• Exercise description: Using the entries below, transcribe exactly the line containing "Transcribe the text in this document." and each line that follows it to the end.

• Data in this exercise:

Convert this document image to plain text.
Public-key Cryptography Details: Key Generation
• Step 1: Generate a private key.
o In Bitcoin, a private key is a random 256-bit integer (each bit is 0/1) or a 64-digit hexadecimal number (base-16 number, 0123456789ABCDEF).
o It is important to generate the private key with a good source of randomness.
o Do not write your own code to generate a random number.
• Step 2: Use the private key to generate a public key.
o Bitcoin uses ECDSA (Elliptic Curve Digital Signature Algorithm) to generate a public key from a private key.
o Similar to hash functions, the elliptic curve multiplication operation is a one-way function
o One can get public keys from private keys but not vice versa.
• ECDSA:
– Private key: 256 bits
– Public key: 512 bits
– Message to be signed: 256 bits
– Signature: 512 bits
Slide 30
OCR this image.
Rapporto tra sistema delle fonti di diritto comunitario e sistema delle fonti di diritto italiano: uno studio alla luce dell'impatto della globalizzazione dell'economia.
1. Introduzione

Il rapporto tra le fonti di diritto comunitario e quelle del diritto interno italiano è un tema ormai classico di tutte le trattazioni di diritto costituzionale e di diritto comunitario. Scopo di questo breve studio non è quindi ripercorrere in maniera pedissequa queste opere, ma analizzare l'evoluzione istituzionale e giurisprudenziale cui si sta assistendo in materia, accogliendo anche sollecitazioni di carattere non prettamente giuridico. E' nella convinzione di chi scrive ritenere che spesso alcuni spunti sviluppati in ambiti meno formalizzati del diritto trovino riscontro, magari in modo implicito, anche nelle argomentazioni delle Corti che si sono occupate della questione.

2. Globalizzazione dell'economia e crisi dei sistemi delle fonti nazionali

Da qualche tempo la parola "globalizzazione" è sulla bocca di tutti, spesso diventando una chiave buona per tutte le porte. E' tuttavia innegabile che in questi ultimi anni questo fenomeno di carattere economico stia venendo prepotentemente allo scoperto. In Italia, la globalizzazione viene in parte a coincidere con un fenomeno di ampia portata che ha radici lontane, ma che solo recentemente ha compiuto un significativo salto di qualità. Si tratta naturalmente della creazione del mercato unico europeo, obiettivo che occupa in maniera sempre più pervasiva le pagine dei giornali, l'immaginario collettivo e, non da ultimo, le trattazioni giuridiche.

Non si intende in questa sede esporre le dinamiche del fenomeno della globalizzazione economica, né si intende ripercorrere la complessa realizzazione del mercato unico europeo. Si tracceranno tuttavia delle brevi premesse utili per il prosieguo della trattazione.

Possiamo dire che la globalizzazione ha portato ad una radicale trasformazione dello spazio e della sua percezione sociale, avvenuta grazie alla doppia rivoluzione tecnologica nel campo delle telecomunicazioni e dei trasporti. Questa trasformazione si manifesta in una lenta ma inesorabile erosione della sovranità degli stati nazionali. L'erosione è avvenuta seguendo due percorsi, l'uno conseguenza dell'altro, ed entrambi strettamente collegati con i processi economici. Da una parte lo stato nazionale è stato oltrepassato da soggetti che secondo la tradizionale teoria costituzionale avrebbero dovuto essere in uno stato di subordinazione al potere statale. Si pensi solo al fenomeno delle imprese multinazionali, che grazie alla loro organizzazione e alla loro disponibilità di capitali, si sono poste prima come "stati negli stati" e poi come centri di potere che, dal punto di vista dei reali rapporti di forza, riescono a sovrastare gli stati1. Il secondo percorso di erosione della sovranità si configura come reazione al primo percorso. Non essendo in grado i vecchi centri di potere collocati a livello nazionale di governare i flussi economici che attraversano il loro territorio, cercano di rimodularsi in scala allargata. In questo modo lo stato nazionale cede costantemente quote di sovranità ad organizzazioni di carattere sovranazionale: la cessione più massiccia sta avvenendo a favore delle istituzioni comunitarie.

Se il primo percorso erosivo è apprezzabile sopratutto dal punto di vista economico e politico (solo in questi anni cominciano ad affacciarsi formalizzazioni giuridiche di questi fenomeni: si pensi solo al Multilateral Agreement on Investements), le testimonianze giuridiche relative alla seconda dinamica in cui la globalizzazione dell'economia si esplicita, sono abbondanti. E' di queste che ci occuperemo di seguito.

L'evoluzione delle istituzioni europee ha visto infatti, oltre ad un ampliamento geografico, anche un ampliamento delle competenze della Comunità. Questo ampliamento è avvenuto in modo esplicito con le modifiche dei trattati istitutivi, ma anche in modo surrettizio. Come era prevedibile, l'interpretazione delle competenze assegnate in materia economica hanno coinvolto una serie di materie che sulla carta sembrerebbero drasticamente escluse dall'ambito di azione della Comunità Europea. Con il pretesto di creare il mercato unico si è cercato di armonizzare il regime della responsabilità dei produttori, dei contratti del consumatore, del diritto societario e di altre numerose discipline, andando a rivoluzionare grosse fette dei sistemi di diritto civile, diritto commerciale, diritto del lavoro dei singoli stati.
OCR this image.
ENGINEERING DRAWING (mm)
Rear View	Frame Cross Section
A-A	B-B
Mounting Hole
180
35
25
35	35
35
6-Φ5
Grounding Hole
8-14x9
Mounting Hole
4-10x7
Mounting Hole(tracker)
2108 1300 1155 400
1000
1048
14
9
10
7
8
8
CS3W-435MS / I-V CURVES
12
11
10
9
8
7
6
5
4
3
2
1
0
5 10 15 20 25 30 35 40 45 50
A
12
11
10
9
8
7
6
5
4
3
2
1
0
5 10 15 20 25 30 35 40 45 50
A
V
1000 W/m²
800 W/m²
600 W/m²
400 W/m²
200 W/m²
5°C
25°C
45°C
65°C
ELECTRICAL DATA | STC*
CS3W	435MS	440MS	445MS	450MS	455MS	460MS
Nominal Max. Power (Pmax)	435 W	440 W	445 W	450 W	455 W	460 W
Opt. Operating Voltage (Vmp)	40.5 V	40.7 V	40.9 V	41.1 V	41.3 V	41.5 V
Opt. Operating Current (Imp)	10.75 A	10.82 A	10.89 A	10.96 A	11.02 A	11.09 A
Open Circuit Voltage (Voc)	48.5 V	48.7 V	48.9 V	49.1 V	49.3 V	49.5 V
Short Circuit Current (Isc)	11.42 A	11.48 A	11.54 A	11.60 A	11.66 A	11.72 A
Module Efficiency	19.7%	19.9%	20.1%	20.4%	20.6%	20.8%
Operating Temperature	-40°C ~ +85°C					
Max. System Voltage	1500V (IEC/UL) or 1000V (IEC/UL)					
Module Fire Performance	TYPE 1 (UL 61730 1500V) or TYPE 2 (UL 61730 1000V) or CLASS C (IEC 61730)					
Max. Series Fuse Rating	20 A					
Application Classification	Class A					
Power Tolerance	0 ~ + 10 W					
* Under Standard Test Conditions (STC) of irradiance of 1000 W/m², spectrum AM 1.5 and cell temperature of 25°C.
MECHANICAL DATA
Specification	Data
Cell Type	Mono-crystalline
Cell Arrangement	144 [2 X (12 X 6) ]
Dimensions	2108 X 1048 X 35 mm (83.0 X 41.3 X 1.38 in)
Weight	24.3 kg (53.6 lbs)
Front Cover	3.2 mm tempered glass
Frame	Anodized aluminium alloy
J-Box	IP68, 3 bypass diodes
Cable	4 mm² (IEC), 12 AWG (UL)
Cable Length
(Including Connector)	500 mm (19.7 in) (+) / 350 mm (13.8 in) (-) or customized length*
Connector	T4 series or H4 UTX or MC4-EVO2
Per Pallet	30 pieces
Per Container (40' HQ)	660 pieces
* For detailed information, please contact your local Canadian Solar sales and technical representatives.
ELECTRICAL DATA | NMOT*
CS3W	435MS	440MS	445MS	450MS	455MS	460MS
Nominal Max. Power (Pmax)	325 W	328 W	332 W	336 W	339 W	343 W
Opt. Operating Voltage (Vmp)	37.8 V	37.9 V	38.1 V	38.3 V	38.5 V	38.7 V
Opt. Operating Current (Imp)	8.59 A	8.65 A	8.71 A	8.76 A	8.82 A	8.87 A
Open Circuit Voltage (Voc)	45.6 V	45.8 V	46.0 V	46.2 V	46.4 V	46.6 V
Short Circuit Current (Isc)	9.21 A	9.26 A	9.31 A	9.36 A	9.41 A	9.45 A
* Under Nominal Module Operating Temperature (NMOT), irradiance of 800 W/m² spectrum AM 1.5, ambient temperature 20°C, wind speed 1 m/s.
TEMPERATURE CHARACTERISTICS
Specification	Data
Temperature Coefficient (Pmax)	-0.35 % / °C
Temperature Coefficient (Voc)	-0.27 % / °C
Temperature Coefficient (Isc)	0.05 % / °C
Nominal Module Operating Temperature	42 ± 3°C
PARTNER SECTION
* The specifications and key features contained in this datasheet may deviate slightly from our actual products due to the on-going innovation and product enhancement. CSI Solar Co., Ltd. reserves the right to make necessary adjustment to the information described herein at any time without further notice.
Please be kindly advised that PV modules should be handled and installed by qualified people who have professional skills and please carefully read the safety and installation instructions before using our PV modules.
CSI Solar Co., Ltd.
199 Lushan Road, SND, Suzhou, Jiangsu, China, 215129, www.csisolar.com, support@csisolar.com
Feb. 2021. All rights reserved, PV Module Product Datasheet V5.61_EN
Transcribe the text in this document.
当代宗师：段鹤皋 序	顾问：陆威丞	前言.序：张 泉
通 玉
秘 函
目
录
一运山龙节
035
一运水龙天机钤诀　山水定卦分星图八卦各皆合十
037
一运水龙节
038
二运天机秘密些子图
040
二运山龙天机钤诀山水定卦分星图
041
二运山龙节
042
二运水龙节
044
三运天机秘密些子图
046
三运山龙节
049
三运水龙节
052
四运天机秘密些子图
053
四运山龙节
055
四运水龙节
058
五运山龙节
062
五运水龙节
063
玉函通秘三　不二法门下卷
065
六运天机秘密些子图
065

• Solution to the exercise:
Transcribe the text in this document.
当代宗师：段鹤皋 序	顾问：陆威丞	前言.序：张 泉
通 玉
秘 函
目
录
一运山龙节
035
一运水龙天机钤诀　山水定卦分星图八卦各皆合十
037
一运水龙节
038
二运天机秘密些子图
040
二运山龙天机钤诀山水定卦分星图
041
二运山龙节
042
二运水龙节
044
三运天机秘密些子图
046
三运山龙节
049
三运水龙节
052
四运天机秘密些子图
053
四运山龙节
055
四运水龙节
058
五运山龙节
062
五运水龙节
063
玉函通秘三　不二法门下卷
065
六运天机秘密些子图
065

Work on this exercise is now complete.